Anda di halaman 1dari 2

KULTUR EMBRIO

Kultur embrio (embryo culture) yaitu penanaman embrio dewasa pada media buatan secara aseptis.
Aplikasi kultur embrio ini antara lain perbanyakan tanaman, pematahan dormansi untuk mempercepat program
pemuliaan serta perbanyakan tanaman yang sulit berkecambah secara alami (Sholikah, 2013).
Teknik Embryo Culture pada dasarnya melibakan 3 tahapan, yaitu:
a. Sterilisasi Eksplan
Embrio pada prinsipnya berada dalam keadaan steril. Hal ini disebabkan karena embrio
berada di dalam buah (di dalam biji) terlindung oleh jaringan-jaringan buah dan biji
yang berada di luar embrio, antara lain oleh kulit buah, daging buah dan kulit biji.
Keadaan ini menyebabkan sterilisasi embrio tidak perlu dilakukan.Sterilisasi
permukaan perlu dilakuakn pada buah ataupun biji untuk mensterilkan permukaan
buah/biji sehingga pada waktu isolasi embrio tidak terdapat sumber kontaminan.
b. Isolasi dan Penanaman Embrio
Isolasi harus dilakukan secara aseptis dan hati-hati agar embrio tidak rusak. Embrio
yang telah diisolasi selanjutnya ditanam pada media yang telah dipersiapkan. Pada
prinsipnya media diperlukan untuk menggantikan peranan endosperm dalam
mendukung perkecambahan embrio dan perkembangan bibit muda mengingat embrio
yang ditanam umurnya telah memiliki radicula dan plumula.

## INFORMASI YANG DITAMPILKAN
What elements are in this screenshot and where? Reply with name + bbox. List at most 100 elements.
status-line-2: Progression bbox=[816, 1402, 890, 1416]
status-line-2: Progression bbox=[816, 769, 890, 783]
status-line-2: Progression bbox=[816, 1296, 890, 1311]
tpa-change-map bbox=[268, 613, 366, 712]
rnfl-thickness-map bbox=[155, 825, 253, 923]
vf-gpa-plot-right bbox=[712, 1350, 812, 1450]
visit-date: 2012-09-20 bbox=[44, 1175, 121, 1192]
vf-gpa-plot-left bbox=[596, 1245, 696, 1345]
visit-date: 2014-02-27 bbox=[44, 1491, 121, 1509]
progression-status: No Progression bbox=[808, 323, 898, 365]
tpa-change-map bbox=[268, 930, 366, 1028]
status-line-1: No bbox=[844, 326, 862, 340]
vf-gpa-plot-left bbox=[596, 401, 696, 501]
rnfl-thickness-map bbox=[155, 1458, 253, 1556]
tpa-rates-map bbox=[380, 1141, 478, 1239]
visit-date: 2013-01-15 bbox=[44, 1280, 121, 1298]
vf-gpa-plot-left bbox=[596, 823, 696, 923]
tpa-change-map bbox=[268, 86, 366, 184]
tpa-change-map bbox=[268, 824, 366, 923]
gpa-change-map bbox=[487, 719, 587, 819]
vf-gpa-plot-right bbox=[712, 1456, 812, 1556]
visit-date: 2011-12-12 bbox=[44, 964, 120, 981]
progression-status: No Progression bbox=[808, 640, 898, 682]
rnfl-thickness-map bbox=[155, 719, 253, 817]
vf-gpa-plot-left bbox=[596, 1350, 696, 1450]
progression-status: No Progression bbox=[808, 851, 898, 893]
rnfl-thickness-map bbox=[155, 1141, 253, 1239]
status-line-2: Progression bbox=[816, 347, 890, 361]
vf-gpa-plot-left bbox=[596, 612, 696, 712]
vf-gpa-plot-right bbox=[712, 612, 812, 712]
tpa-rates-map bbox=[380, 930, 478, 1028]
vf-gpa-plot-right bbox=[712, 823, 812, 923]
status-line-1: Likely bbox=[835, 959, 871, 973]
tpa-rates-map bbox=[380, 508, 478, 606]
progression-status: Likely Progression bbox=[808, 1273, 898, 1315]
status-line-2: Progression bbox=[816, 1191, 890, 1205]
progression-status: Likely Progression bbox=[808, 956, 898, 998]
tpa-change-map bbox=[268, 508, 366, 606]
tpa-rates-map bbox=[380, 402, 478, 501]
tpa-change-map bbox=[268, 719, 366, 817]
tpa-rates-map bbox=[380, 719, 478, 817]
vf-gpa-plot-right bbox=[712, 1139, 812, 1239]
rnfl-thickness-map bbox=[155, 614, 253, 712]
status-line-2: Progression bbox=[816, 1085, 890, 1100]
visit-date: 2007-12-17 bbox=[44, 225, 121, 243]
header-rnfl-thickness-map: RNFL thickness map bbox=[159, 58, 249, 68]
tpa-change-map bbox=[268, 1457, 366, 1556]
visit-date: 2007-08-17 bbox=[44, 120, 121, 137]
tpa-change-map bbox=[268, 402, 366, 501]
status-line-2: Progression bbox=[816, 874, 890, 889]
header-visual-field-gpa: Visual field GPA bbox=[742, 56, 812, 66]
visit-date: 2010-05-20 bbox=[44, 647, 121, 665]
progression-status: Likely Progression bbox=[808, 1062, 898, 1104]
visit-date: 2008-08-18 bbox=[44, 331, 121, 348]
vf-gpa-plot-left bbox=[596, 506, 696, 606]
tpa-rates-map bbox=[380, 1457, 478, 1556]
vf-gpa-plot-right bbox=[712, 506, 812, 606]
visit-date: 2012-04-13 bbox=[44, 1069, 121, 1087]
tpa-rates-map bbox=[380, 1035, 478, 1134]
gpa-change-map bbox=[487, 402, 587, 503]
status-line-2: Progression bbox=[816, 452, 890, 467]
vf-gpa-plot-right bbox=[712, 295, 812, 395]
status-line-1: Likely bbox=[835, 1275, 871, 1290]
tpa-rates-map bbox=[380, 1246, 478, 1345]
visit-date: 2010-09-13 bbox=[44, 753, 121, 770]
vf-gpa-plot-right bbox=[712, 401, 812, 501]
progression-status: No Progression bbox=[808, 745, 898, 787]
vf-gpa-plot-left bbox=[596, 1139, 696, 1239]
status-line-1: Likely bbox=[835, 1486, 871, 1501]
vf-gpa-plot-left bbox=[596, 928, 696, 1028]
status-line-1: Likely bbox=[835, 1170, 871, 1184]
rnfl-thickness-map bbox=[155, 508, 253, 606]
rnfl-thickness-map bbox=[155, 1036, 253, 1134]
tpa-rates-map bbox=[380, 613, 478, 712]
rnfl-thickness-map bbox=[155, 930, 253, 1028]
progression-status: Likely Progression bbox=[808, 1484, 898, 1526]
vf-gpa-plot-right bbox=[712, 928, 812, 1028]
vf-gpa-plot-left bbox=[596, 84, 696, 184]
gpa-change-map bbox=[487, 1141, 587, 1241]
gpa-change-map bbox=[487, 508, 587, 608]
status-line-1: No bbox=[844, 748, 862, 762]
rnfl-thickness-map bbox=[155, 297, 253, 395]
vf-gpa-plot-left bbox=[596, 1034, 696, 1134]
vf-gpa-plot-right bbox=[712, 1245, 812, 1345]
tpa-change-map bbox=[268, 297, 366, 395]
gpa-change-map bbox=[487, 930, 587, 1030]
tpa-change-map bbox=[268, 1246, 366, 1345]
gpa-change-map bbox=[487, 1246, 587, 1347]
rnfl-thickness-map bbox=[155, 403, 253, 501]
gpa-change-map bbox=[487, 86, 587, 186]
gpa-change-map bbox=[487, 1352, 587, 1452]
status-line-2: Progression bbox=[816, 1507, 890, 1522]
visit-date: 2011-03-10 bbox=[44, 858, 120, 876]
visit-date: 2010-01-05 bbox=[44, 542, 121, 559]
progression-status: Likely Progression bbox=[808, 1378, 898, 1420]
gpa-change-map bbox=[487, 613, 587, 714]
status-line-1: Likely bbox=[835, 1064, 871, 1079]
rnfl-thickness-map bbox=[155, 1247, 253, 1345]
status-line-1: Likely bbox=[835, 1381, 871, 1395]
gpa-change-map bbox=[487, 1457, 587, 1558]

## DAFTAR TUGAS
1) Tentukan apakah setiap pernyataan berikut sesuai dengan teks tentang kultur embrio, lalu jawab ya atau tidak disertai kutipan kata-kata teks yang menentukan: (a) Embrio perlu disterilkan sebelum ditanam. (b) Isolasi embrio harus dilakukan secara aseptis. (c) Media berfungsi menggantikan peranan endosperm.
2) Menurut teks tentang kultur embrio, bagian buah dan biji apa saja yang melindungi embrio?
Entri di atas diambil dari sumber yang berbeda.

## JAWABAN PER BUTIR
1)
(a) Tidak: "Keadaan ini menyebabkan sterilisasi embrio tidak perlu dilakukan."
(b) Ya: "Isolasi harus dilakukan secara aseptis dan hati-hati agar embrio tidak rusak."
(c) Ya: "Pada prinsipnya media diperlukan untuk menggantikan peranan endosperm"

2) Kulit buah, daging buah, dan kulit biji.